# RECORDS SUPPLIED:
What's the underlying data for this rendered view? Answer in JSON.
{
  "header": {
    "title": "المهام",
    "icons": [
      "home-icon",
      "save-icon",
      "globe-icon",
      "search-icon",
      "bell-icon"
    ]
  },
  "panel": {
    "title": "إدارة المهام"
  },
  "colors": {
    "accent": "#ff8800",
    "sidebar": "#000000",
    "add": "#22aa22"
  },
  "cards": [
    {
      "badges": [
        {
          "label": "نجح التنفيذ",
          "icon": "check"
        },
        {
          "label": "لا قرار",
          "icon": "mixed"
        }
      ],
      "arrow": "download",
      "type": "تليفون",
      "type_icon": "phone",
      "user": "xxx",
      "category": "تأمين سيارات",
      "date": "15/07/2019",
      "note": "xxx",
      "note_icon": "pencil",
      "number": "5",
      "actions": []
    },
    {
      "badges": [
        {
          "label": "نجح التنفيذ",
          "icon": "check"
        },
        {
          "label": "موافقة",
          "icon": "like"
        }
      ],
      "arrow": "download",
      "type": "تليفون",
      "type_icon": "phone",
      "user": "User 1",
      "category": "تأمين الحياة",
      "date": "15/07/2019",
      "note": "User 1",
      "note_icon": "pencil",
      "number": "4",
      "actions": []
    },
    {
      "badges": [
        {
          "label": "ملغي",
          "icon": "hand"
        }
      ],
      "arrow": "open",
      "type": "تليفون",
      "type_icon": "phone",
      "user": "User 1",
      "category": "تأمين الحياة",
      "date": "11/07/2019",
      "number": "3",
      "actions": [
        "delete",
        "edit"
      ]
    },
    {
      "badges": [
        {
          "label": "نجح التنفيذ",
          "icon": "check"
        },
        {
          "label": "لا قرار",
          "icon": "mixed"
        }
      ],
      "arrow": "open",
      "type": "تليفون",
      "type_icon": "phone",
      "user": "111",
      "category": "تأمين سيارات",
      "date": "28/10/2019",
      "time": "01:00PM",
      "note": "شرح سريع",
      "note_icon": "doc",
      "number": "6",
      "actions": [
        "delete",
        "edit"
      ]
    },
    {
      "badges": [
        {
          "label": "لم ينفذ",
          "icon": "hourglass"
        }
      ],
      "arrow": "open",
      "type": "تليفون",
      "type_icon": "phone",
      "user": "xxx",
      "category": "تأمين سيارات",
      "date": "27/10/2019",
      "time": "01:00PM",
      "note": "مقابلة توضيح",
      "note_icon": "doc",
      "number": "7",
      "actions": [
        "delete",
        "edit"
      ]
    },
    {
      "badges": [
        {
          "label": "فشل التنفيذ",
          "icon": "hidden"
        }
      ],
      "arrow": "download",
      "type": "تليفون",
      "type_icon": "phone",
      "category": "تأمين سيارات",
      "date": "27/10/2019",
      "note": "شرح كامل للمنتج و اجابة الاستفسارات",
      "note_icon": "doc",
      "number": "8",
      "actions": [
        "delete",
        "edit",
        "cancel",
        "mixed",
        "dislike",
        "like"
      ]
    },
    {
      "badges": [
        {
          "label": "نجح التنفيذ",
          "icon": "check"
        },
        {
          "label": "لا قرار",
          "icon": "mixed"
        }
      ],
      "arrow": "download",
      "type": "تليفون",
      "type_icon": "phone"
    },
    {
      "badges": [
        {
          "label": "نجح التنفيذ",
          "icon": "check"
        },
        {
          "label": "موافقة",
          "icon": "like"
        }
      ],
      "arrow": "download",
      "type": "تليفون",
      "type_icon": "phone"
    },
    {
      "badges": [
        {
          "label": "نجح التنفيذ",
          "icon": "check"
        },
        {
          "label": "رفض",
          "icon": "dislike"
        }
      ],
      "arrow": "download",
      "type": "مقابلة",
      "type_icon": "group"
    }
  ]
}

# PROBLEM DESCRIPTION:
Using the material above, print every entry exactly as written.

# FULL ANSWER:
What's the underlying data for this rendered view? Answer in JSON.
{
  "header": {
    "title": "المهام",
    "icons": [
      "home-icon",
      "save-icon",
      "globe-icon",
      "search-icon",
      "bell-icon"
    ]
  },
  "panel": {
    "title": "إدارة المهام"
  },
  "colors": {
    "accent": "#ff8800",
    "sidebar": "#000000",
    "add": "#22aa22"
  },
  "cards": [
    {
      "badges": [
        {
          "label": "نجح التنفيذ",
          "icon": "check"
        },
        {
          "label": "لا قرار",
          "icon": "mixed"
        }
      ],
      "arrow": "download",
      "type": "تليفون",
      "type_icon": "phone",
      "user": "xxx",
      "category": "تأمين سيارات",
      "date": "15/07/2019",
      "note": "xxx",
      "note_icon": "pencil",
      "number": "5",
      "actions": []
    },
    {
      "badges": [
        {
          "label": "نجح التنفيذ",
          "icon": "check"
        },
        {
          "label": "موافقة",
          "icon": "like"
        }
      ],
      "arrow": "download",
      "type": "تليفون",
      "type_icon": "phone",
      "user": "User 1",
      "category": "تأمين الحياة",
      "date": "15/07/2019",
      "note": "User 1",
      "note_icon": "pencil",
      "number": "4",
      "actions": []
    },
    {
      "badges": [
        {
          "label": "ملغي",
          "icon": "hand"
        }
      ],
      "arrow": "open",
      "type": "تليفون",
      "type_icon": "phone",
      "user": "User 1",
      "category": "تأمين الحياة",
      "date": "11/07/2019",
      "number": "3",
      "actions": [
        "delete",
        "edit"
      ]
    },
    {
      "badges": [
        {
          "label": "نجح التنفيذ",
          "icon": "check"
        },
        {
          "label": "لا قرار",
          "icon": "mixed"
        }
      ],
      "arrow": "open",
      "type": "تليفون",
      "type_icon": "phone",
      "user": "111",
      "category": "تأمين سيارات",
      "date": "28/10/2019",
      "time": "01:00PM",
      "note": "شرح سريع",
      "note_icon": "doc",
      "number": "6",
      "actions": [
        "delete",
        "edit"
      ]
    },
    {
      "badges": [
        {
          "label": "لم ينفذ",
          "icon": "hourglass"
        }
      ],
      "arrow": "open",
      "type": "تليفون",
      "type_icon": "phone",
      "user": "xxx",
      "category": "تأمين سيارات",
      "date": "27/10/2019",
      "time": "01:00PM",
      "note": "مقابلة توضيح",
      "note_icon": "doc",
      "number": "7",
      "actions": [
        "delete",
        "edit"
      ]
    },
    {
      "badges": [
        {
          "label": "فشل التنفيذ",
          "icon": "hidden"
        }
      ],
      "arrow": "download",
      "type": "تليفون",
      "type_icon": "phone",
      "category": "تأمين سيارات",
      "date": "27/10/2019",
      "note": "شرح كامل للمنتج و اجابة الاستفسارات",
      "note_icon": "doc",
      "number": "8",
      "actions": [
        "delete",
        "edit",
        "cancel",
        "mixed",
        "dislike",
        "like"
      ]
    },
    {
      "badges": [
        {
          "label": "نجح التنفيذ",
          "icon": "check"
        },
        {
          "label": "لا قرار",
          "icon": "mixed"
        }
      ],
      "arrow": "download",
      "type": "تليفون",
      "type_icon": "phone"
    },
    {
      "badges": [
        {
          "label": "نجح التنفيذ",
          "icon": "check"
        },
        {
          "label": "موافقة",
          "icon": "like"
        }
      ],
      "arrow": "download",
      "type": "تليفون",
      "type_icon": "phone"
    },
    {
      "badges": [
        {
          "label": "نجح التنفيذ",
          "icon": "check"
        },
        {
          "label": "رفض",
          "icon": "dislike"
        }
      ],
      "arrow": "download",
      "type": "مقابلة",
      "type_icon": "group"
    }
  ]
}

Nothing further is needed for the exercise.